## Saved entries
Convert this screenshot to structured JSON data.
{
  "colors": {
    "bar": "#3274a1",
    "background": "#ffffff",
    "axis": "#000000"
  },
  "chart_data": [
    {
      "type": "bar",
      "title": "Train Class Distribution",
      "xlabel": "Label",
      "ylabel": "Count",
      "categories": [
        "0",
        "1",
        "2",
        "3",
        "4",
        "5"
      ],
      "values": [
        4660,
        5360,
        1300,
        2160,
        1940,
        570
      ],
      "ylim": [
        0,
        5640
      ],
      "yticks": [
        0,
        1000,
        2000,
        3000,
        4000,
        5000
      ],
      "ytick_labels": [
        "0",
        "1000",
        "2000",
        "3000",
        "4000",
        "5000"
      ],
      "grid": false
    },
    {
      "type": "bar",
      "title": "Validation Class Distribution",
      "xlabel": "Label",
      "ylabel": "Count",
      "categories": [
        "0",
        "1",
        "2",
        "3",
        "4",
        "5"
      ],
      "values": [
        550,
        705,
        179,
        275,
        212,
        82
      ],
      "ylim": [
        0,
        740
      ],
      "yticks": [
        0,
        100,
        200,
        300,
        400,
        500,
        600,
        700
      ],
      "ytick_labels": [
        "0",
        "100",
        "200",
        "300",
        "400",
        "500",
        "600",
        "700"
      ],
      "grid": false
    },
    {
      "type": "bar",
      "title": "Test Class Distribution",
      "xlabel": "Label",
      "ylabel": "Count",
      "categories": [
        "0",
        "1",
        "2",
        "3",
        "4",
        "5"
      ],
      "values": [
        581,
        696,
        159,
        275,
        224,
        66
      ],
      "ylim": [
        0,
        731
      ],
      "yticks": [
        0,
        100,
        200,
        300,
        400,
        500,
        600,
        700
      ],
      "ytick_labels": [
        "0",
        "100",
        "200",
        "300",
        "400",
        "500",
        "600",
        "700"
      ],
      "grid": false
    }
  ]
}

## Do this
Write all of the records out again exactly.

## Response below
Convert this screenshot to structured JSON data.
{
  "colors": {
    "bar": "#3274a1",
    "background": "#ffffff",
    "axis": "#000000"
  },
  "chart_data": [
    {
      "type": "bar",
      "title": "Train Class Distribution",
      "xlabel": "Label",
      "ylabel": "Count",
      "categories": [
        "0",
        "1",
        "2",
        "3",
        "4",
        "5"
      ],
      "values": [
        4660,
        5360,
        1300,
        2160,
        1940,
        570
      ],
      "ylim": [
        0,
        5640
      ],
      "yticks": [
        0,
        1000,
        2000,
        3000,
        4000,
        5000
      ],
      "ytick_labels": [
        "0",
        "1000",
        "2000",
        "3000",
        "4000",
        "5000"
      ],
      "grid": false
    },
    {
      "type": "bar",
      "title": "Validation Class Distribution",
      "xlabel": "Label",
      "ylabel": "Count",
      "categories": [
        "0",
        "1",
        "2",
        "3",
        "4",
        "5"
      ],
      "values": [
        550,
        705,
        179,
        275,
        212,
        82
      ],
      "ylim": [
        0,
        740
      ],
      "yticks": [
        0,
        100,
        200,
        300,
        400,
        500,
        600,
        700
      ],
      "ytick_labels": [
        "0",
        "100",
        "200",
        "300",
        "400",
        "500",
        "600",
        "700"
      ],
      "grid": false
    },
    {
      "type": "bar",
      "title": "Test Class Distribution",
      "xlabel": "Label",
      "ylabel": "Count",
      "categories": [
        "0",
        "1",
        "2",
        "3",
        "4",
        "5"
      ],
      "values": [
        581,
        696,
        159,
        275,
        224,
        66
      ],
      "ylim": [
        0,
        731
      ],
      "yticks": [
        0,
        100,
        200,
        300,
        400,
        500,
        600,
        700
      ],
      "ytick_labels": [
        "0",
        "100",
        "200",
        "300",
        "400",
        "500",
        "600",
        "700"
      ],
      "grid": false
    }
  ]
}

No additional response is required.